Copy out each line below that has the word "cortex" in it.

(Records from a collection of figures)
============================================================
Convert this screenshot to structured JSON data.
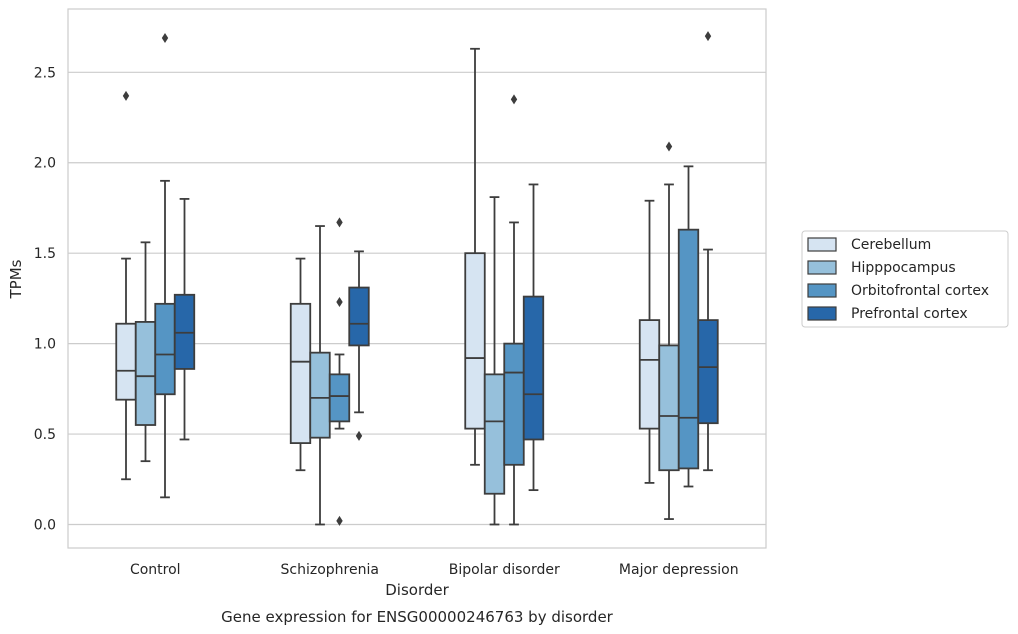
{
  "chart_data": {
    "type": "box",
    "title": "",
    "caption": "Gene expression for ENSG00000246763 by disorder",
    "xlabel": "Disorder",
    "ylabel": "TPMs",
    "ylim": [
      -0.13,
      2.85
    ],
    "yticks": [
      "0.0",
      "0.5",
      "1.0",
      "1.5",
      "2.0",
      "2.5"
    ],
    "grid": true,
    "legend_position": "right",
    "categories": [
      "Control",
      "Schizophrenia",
      "Bipolar disorder",
      "Major depression"
    ],
    "series": [
      {
        "name": "Cerebellum",
        "color": "#d6e4f2",
        "boxes": [
          {
            "whisker_low": 0.25,
            "q1": 0.69,
            "median": 0.85,
            "q3": 1.11,
            "whisker_high": 1.47,
            "outliers": [
              2.37
            ]
          },
          {
            "whisker_low": 0.3,
            "q1": 0.45,
            "median": 0.9,
            "q3": 1.22,
            "whisker_high": 1.47,
            "outliers": []
          },
          {
            "whisker_low": 0.33,
            "q1": 0.53,
            "median": 0.92,
            "q3": 1.5,
            "whisker_high": 2.63,
            "outliers": []
          },
          {
            "whisker_low": 0.23,
            "q1": 0.53,
            "median": 0.91,
            "q3": 1.13,
            "whisker_high": 1.79,
            "outliers": []
          }
        ]
      },
      {
        "name": "Hipppocampus",
        "color": "#96c0db",
        "boxes": [
          {
            "whisker_low": 0.35,
            "q1": 0.55,
            "median": 0.82,
            "q3": 1.12,
            "whisker_high": 1.56,
            "outliers": []
          },
          {
            "whisker_low": 0.0,
            "q1": 0.48,
            "median": 0.7,
            "q3": 0.95,
            "whisker_high": 1.65,
            "outliers": []
          },
          {
            "whisker_low": 0.0,
            "q1": 0.17,
            "median": 0.57,
            "q3": 0.83,
            "whisker_high": 1.81,
            "outliers": []
          },
          {
            "whisker_low": 0.03,
            "q1": 0.3,
            "median": 0.6,
            "q3": 0.99,
            "whisker_high": 1.88,
            "outliers": [
              2.09
            ]
          }
        ]
      },
      {
        "name": "Orbitofrontal cortex",
        "color": "#5595c4",
        "boxes": [
          {
            "whisker_low": 0.15,
            "q1": 0.72,
            "median": 0.94,
            "q3": 1.22,
            "whisker_high": 1.9,
            "outliers": [
              2.69
            ]
          },
          {
            "whisker_low": 0.53,
            "q1": 0.57,
            "median": 0.71,
            "q3": 0.83,
            "whisker_high": 0.94,
            "outliers": [
              1.23,
              1.67,
              0.02
            ]
          },
          {
            "whisker_low": 0.0,
            "q1": 0.33,
            "median": 0.84,
            "q3": 1.0,
            "whisker_high": 1.67,
            "outliers": [
              2.35
            ]
          },
          {
            "whisker_low": 0.21,
            "q1": 0.31,
            "median": 0.59,
            "q3": 1.63,
            "whisker_high": 1.98,
            "outliers": []
          }
        ]
      },
      {
        "name": "Prefrontal cortex",
        "color": "#2767a9",
        "boxes": [
          {
            "whisker_low": 0.47,
            "q1": 0.86,
            "median": 1.06,
            "q3": 1.27,
            "whisker_high": 1.8,
            "outliers": []
          },
          {
            "whisker_low": 0.62,
            "q1": 0.99,
            "median": 1.11,
            "q3": 1.31,
            "whisker_high": 1.51,
            "outliers": [
              0.49
            ]
          },
          {
            "whisker_low": 0.19,
            "q1": 0.47,
            "median": 0.72,
            "q3": 1.26,
            "whisker_high": 1.88,
            "outliers": []
          },
          {
            "whisker_low": 0.3,
            "q1": 0.56,
            "median": 0.87,
            "q3": 1.13,
            "whisker_high": 1.52,
            "outliers": [
              2.7
            ]
          }
        ]
      }
    ]
  }
}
============================================================
▸ ANSWER FOR THIS EXERCISE:
        "name": "Orbitofrontal cortex",
        "name": "Prefrontal cortex",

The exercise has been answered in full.